__Set task__
Drop the pictures, then extract the listing word for word.

— BEGIN Supplied records —

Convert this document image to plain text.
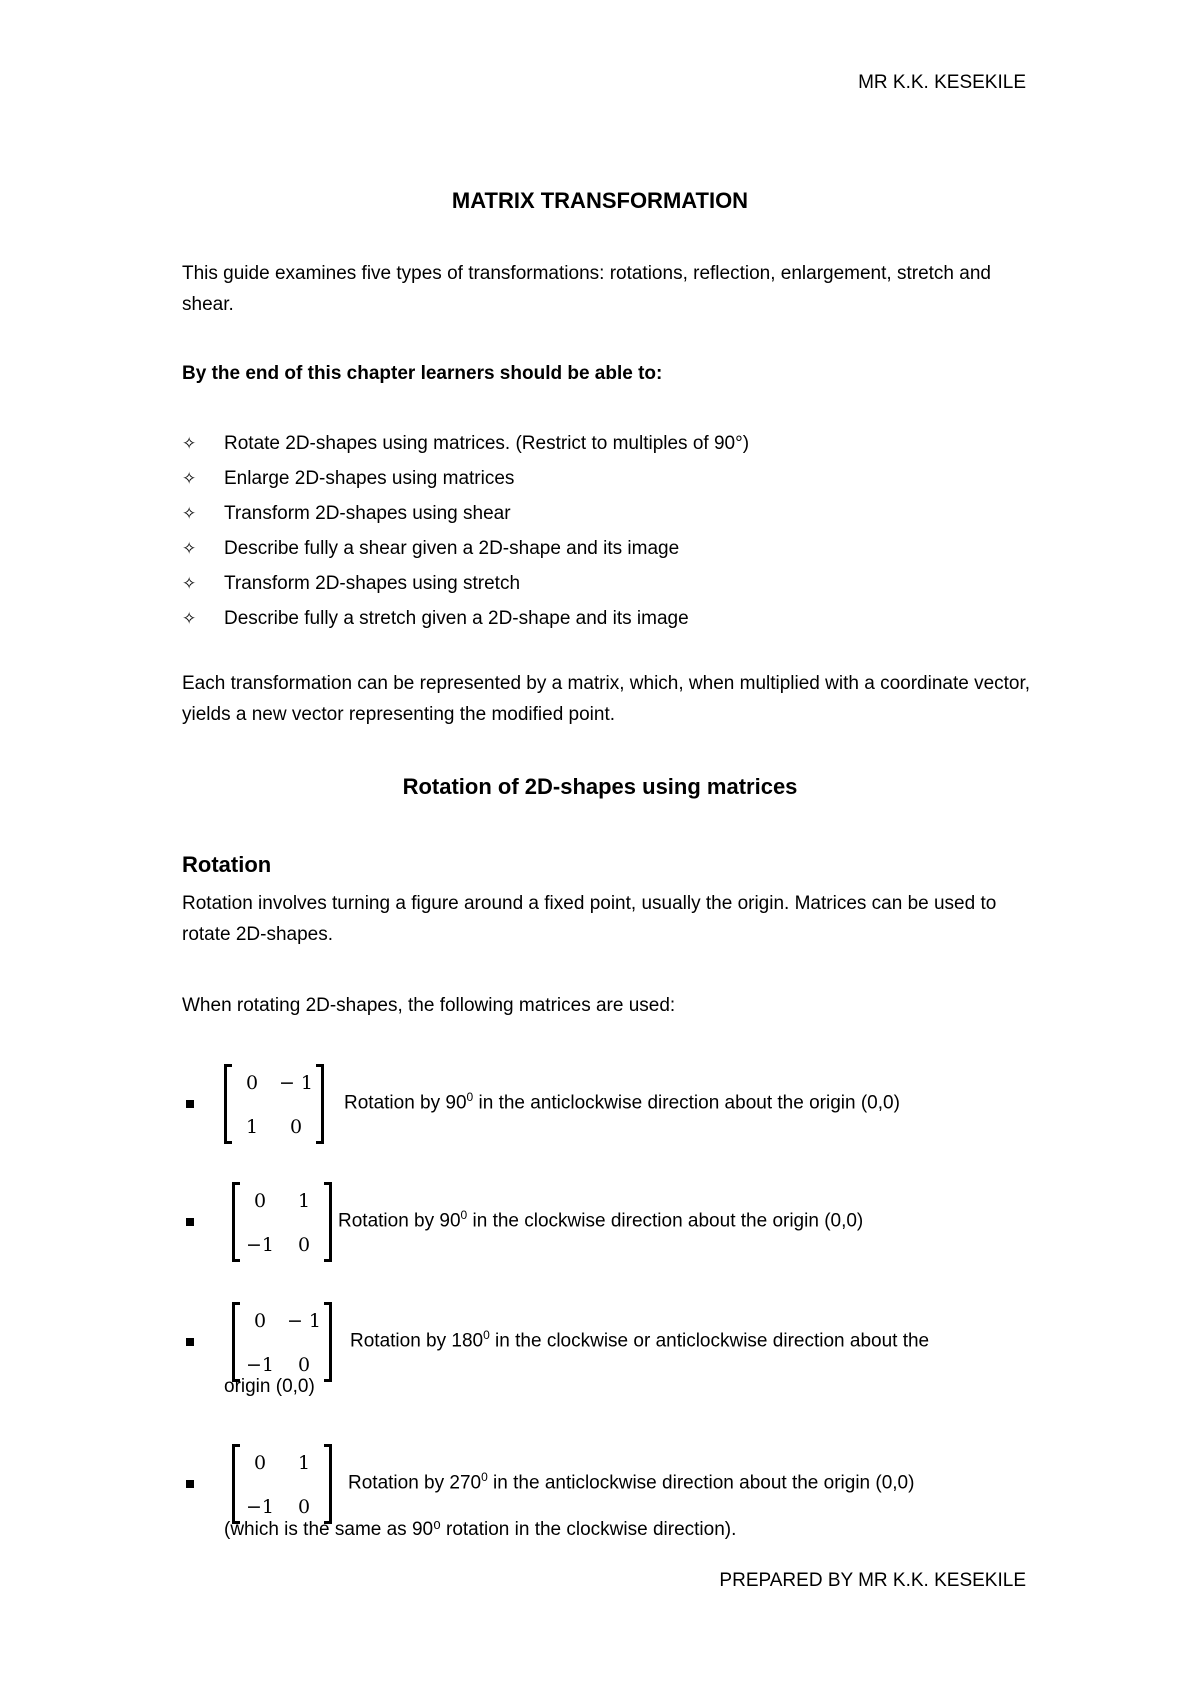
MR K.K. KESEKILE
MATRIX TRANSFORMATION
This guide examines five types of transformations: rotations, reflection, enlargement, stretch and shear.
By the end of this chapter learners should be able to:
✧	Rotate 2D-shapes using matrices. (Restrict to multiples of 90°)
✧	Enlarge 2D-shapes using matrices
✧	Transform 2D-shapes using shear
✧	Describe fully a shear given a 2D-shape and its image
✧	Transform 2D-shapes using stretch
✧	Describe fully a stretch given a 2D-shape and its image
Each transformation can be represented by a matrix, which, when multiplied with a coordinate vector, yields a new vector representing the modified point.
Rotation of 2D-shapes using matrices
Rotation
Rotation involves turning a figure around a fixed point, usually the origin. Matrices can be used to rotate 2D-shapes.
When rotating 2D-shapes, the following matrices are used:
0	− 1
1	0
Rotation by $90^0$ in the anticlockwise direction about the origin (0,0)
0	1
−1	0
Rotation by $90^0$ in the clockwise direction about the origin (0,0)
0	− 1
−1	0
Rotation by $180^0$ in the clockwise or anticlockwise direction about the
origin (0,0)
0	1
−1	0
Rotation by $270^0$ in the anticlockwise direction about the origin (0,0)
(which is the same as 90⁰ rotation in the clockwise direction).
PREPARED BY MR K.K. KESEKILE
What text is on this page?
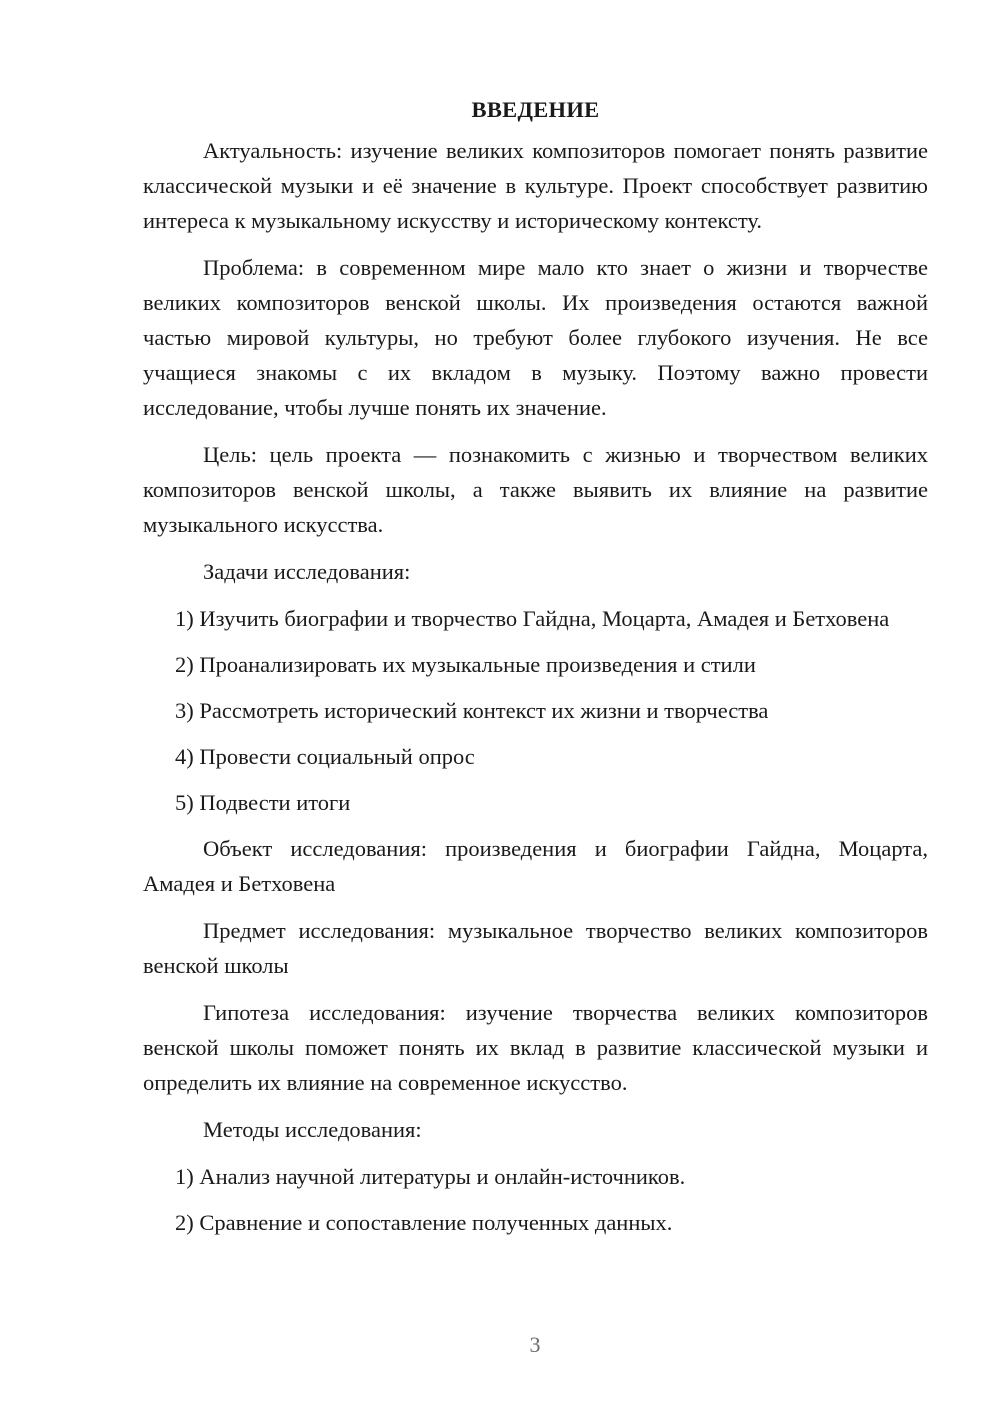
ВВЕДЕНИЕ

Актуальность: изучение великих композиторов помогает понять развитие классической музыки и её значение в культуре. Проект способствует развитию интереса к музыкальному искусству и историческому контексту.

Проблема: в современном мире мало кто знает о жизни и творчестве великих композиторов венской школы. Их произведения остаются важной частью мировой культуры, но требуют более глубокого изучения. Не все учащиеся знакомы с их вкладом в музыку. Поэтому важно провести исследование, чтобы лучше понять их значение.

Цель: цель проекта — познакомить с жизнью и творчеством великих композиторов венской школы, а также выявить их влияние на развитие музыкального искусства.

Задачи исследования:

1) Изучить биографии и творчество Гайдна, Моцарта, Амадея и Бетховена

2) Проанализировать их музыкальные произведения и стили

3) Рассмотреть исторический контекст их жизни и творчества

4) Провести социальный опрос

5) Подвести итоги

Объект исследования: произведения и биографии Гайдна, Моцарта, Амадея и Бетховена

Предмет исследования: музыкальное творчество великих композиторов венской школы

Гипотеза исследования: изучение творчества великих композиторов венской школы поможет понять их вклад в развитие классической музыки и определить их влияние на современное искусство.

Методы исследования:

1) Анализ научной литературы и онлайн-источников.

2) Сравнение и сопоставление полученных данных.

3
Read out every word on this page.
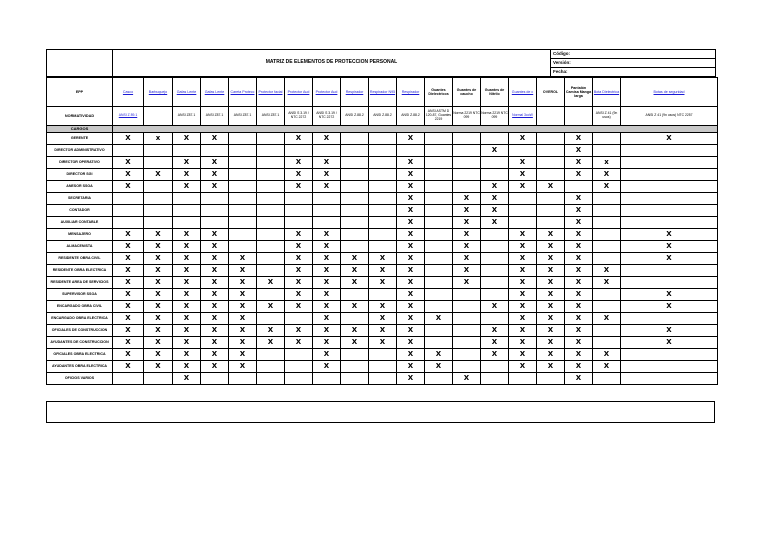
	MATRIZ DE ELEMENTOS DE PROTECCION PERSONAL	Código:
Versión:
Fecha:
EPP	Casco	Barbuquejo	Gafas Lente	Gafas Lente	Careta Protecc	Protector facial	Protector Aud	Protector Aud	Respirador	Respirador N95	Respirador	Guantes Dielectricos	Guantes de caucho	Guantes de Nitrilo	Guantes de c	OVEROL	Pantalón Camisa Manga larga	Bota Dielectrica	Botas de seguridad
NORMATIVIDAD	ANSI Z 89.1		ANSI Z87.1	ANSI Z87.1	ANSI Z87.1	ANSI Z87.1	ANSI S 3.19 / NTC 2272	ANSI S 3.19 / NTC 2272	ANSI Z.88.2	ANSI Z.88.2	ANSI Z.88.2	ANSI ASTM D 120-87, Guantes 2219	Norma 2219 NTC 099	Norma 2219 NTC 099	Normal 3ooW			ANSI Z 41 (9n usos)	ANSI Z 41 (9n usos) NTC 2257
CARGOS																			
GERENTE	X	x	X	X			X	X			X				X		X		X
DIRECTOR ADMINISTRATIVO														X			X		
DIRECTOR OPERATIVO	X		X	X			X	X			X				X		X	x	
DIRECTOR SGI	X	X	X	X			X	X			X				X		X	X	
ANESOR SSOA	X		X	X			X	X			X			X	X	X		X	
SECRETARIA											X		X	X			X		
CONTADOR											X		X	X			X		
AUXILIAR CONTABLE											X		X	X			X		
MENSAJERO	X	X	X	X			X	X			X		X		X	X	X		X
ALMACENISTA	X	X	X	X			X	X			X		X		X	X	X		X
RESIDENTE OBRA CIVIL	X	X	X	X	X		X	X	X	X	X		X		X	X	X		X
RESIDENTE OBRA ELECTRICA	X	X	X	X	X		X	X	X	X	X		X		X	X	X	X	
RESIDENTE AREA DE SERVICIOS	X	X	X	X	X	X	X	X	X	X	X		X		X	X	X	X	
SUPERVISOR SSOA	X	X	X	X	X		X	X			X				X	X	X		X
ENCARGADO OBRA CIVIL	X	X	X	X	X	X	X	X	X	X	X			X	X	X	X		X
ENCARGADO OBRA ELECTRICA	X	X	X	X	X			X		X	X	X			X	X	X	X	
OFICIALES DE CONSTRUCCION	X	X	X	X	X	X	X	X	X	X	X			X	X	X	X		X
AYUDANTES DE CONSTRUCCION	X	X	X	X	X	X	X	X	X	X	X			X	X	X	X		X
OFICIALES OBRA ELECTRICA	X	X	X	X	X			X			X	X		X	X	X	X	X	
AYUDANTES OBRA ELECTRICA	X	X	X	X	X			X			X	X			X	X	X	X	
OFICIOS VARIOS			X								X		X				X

— END Supplied records —

__Exercise response__
Convert this document image to plain text.
MR K.K. KESEKILE
MATRIX TRANSFORMATION
This guide examines five types of transformations: rotations, reflection, enlargement, stretch and shear.
By the end of this chapter learners should be able to:
✧	Rotate 2D-shapes using matrices. (Restrict to multiples of 90°)
✧	Enlarge 2D-shapes using matrices
✧	Transform 2D-shapes using shear
✧	Describe fully a shear given a 2D-shape and its image
✧	Transform 2D-shapes using stretch
✧	Describe fully a stretch given a 2D-shape and its image
Each transformation can be represented by a matrix, which, when multiplied with a coordinate vector, yields a new vector representing the modified point.
Rotation of 2D-shapes using matrices
Rotation
Rotation involves turning a figure around a fixed point, usually the origin. Matrices can be used to rotate 2D-shapes.
When rotating 2D-shapes, the following matrices are used:
0	− 1
1	0
Rotation by $90^0$ in the anticlockwise direction about the origin (0,0)
0	1
−1	0
Rotation by $90^0$ in the clockwise direction about the origin (0,0)
0	− 1
−1	0
Rotation by $180^0$ in the clockwise or anticlockwise direction about the
origin (0,0)
0	1
−1	0
Rotation by $270^0$ in the anticlockwise direction about the origin (0,0)
(which is the same as 90⁰ rotation in the clockwise direction).
PREPARED BY MR K.K. KESEKILE
What text is on this page?
ВВЕДЕНИЕ

Актуальность: изучение великих композиторов помогает понять развитие классической музыки и её значение в культуре. Проект способствует развитию интереса к музыкальному искусству и историческому контексту.

Проблема: в современном мире мало кто знает о жизни и творчестве великих композиторов венской школы. Их произведения остаются важной частью мировой культуры, но требуют более глубокого изучения. Не все учащиеся знакомы с их вкладом в музыку. Поэтому важно провести исследование, чтобы лучше понять их значение.

Цель: цель проекта — познакомить с жизнью и творчеством великих композиторов венской школы, а также выявить их влияние на развитие музыкального искусства.

Задачи исследования:

1) Изучить биографии и творчество Гайдна, Моцарта, Амадея и Бетховена

2) Проанализировать их музыкальные произведения и стили

3) Рассмотреть исторический контекст их жизни и творчества

4) Провести социальный опрос

5) Подвести итоги

Объект исследования: произведения и биографии Гайдна, Моцарта, Амадея и Бетховена

Предмет исследования: музыкальное творчество великих композиторов венской школы

Гипотеза исследования: изучение творчества великих композиторов венской школы поможет понять их вклад в развитие классической музыки и определить их влияние на современное искусство.

Методы исследования:

1) Анализ научной литературы и онлайн-источников.

2) Сравнение и сопоставление полученных данных.

3
Read out every word on this page.
	MATRIZ DE ELEMENTOS DE PROTECCION PERSONAL	Código:
Versión:
Fecha:
EPP	Casco	Barbuquejo	Gafas Lente	Gafas Lente	Careta Protecc	Protector facial	Protector Aud	Protector Aud	Respirador	Respirador N95	Respirador	Guantes Dielectricos	Guantes de caucho	Guantes de Nitrilo	Guantes de c	OVEROL	Pantalón Camisa Manga larga	Bota Dielectrica	Botas de seguridad
NORMATIVIDAD	ANSI Z 89.1		ANSI Z87.1	ANSI Z87.1	ANSI Z87.1	ANSI Z87.1	ANSI S 3.19 / NTC 2272	ANSI S 3.19 / NTC 2272	ANSI Z.88.2	ANSI Z.88.2	ANSI Z.88.2	ANSI ASTM D 120-87, Guantes 2219	Norma 2219 NTC 099	Norma 2219 NTC 099	Normal 3ooW			ANSI Z 41 (9n usos)	ANSI Z 41 (9n usos) NTC 2257
CARGOS																			
GERENTE	X	x	X	X			X	X			X				X		X		X
DIRECTOR ADMINISTRATIVO														X			X		
DIRECTOR OPERATIVO	X		X	X			X	X			X				X		X	x	
DIRECTOR SGI	X	X	X	X			X	X			X				X		X	X	
ANESOR SSOA	X		X	X			X	X			X			X	X	X		X	
SECRETARIA											X		X	X			X		
CONTADOR											X		X	X			X		
AUXILIAR CONTABLE											X		X	X			X		
MENSAJERO	X	X	X	X			X	X			X		X		X	X	X		X
ALMACENISTA	X	X	X	X			X	X			X		X		X	X	X		X
RESIDENTE OBRA CIVIL	X	X	X	X	X		X	X	X	X	X		X		X	X	X		X
RESIDENTE OBRA ELECTRICA	X	X	X	X	X		X	X	X	X	X		X		X	X	X	X	
RESIDENTE AREA DE SERVICIOS	X	X	X	X	X	X	X	X	X	X	X		X		X	X	X	X	
SUPERVISOR SSOA	X	X	X	X	X		X	X			X				X	X	X		X
ENCARGADO OBRA CIVIL	X	X	X	X	X	X	X	X	X	X	X			X	X	X	X		X
ENCARGADO OBRA ELECTRICA	X	X	X	X	X			X		X	X	X			X	X	X	X	
OFICIALES DE CONSTRUCCION	X	X	X	X	X	X	X	X	X	X	X			X	X	X	X		X
AYUDANTES DE CONSTRUCCION	X	X	X	X	X	X	X	X	X	X	X			X	X	X	X		X
OFICIALES OBRA ELECTRICA	X	X	X	X	X			X			X	X		X	X	X	X	X	
AYUDANTES OBRA ELECTRICA	X	X	X	X	X			X			X	X			X	X	X	X	
OFICIOS VARIOS			X								X		X				X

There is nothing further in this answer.